Your goal: Filter the data below for the string "полигональный" and copy each matching line.

(Items from a data source)
########
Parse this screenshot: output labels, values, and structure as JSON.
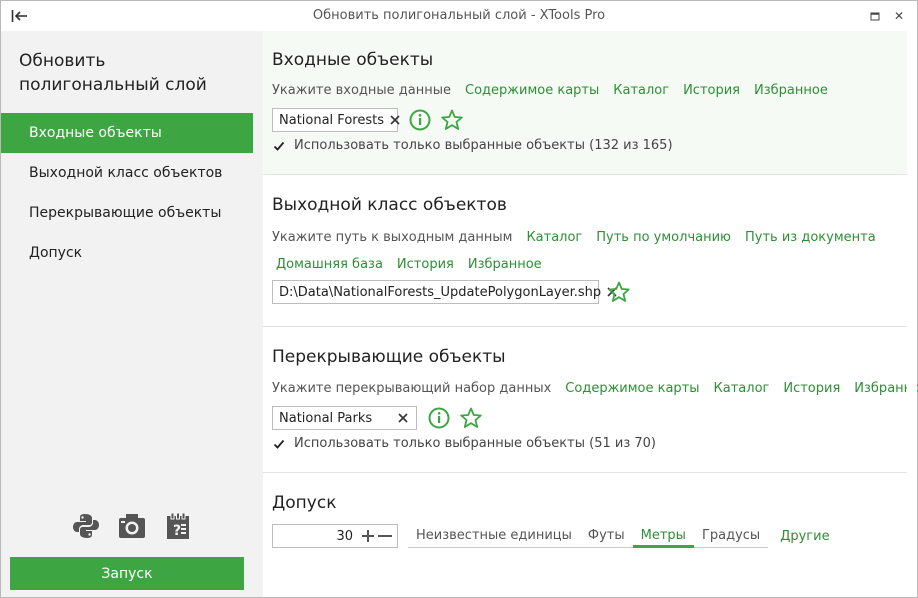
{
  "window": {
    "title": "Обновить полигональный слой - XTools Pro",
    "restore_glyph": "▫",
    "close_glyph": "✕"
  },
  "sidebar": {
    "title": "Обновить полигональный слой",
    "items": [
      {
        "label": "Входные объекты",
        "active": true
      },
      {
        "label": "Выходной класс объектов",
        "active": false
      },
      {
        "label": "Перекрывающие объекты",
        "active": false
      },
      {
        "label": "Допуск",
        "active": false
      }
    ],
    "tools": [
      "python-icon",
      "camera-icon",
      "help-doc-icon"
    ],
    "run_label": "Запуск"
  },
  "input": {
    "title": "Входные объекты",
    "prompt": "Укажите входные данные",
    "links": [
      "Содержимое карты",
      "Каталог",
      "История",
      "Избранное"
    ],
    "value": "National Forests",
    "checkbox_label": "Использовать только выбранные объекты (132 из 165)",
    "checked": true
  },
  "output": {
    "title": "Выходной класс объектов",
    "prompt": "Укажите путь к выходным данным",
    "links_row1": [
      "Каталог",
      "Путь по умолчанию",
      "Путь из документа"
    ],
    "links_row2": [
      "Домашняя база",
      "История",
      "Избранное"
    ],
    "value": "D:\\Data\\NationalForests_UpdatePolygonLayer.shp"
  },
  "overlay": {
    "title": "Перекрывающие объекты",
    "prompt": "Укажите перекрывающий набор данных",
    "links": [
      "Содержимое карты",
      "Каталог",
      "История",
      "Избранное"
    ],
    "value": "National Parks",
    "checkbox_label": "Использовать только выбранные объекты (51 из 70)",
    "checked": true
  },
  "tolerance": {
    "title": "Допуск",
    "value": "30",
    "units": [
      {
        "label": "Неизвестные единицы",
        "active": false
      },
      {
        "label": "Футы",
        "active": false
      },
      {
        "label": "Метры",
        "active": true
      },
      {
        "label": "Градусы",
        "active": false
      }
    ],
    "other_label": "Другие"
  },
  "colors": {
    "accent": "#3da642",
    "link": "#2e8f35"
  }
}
########
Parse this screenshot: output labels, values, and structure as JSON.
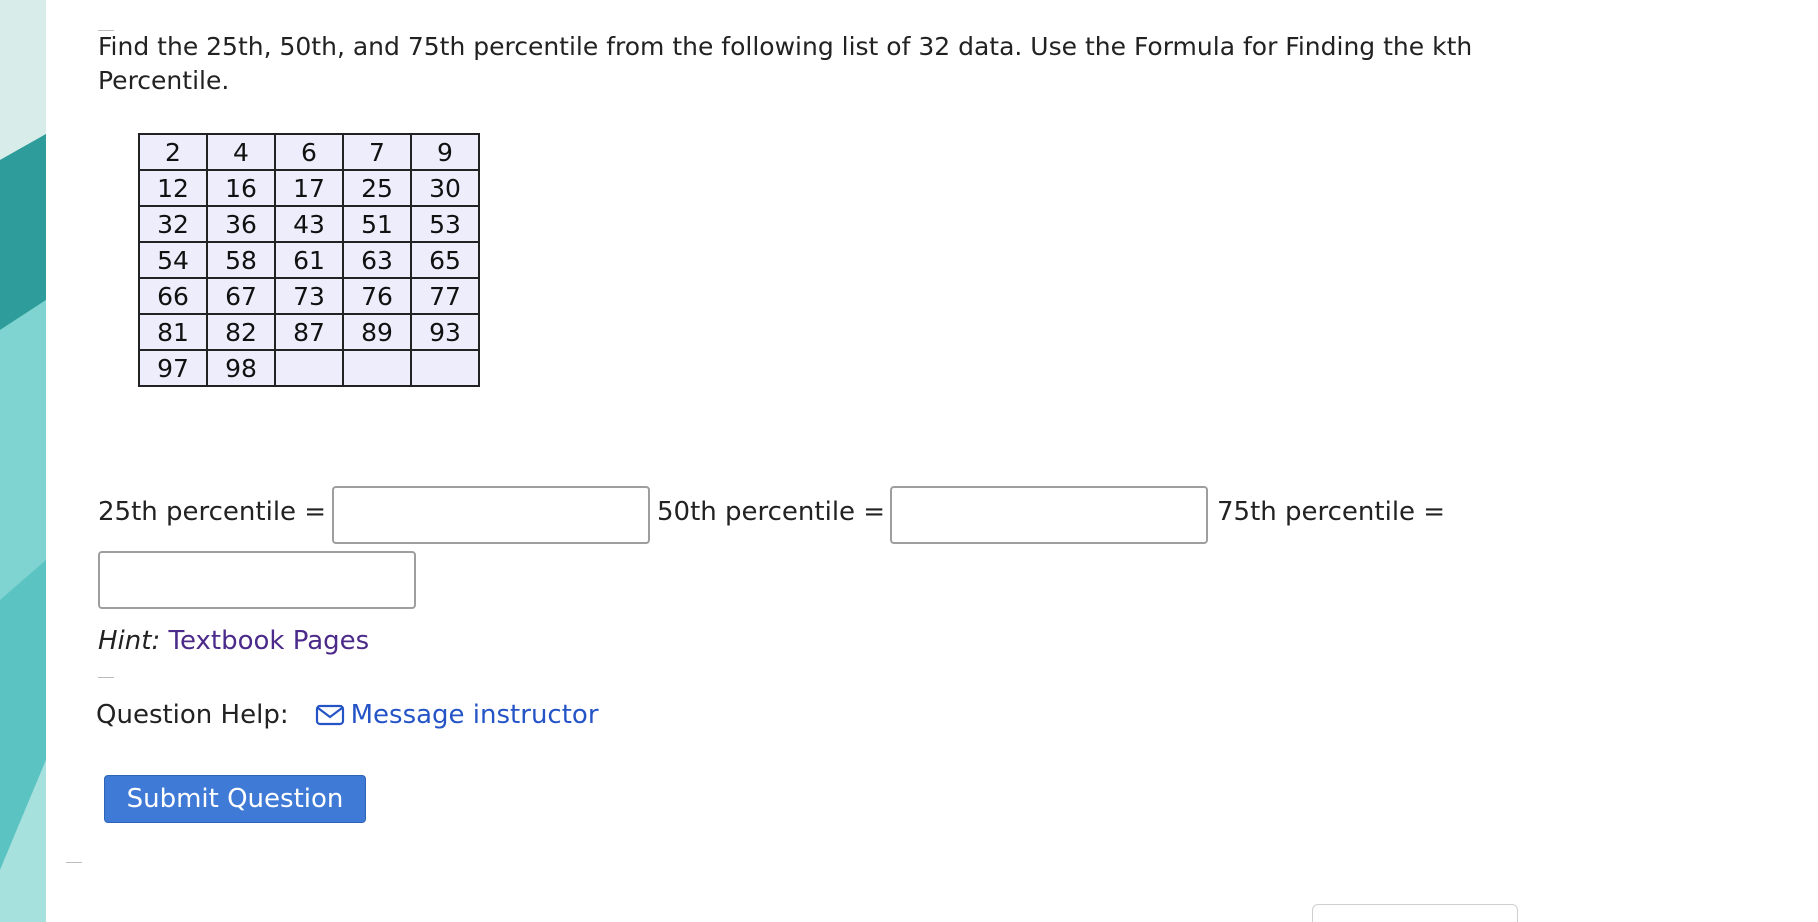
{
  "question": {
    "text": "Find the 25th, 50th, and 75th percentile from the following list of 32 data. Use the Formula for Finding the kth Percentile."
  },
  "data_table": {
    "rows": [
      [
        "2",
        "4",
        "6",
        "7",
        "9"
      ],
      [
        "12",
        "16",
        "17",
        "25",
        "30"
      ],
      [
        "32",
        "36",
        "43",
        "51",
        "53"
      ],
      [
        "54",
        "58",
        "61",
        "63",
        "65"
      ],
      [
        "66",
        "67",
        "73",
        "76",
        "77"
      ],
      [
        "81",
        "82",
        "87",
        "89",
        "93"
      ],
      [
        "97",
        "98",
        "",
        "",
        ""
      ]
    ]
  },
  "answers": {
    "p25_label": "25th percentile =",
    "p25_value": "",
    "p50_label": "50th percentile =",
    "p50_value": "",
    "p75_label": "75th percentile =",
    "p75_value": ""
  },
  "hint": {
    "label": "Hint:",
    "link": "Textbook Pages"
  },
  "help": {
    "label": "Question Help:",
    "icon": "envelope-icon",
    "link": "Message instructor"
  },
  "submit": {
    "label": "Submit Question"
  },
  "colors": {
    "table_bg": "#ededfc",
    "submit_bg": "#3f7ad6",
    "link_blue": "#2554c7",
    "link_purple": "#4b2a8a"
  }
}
########
Exercise result:
    "title": "Обновить полигональный слой - XTools Pro",
    "title": "Обновить полигональный слой",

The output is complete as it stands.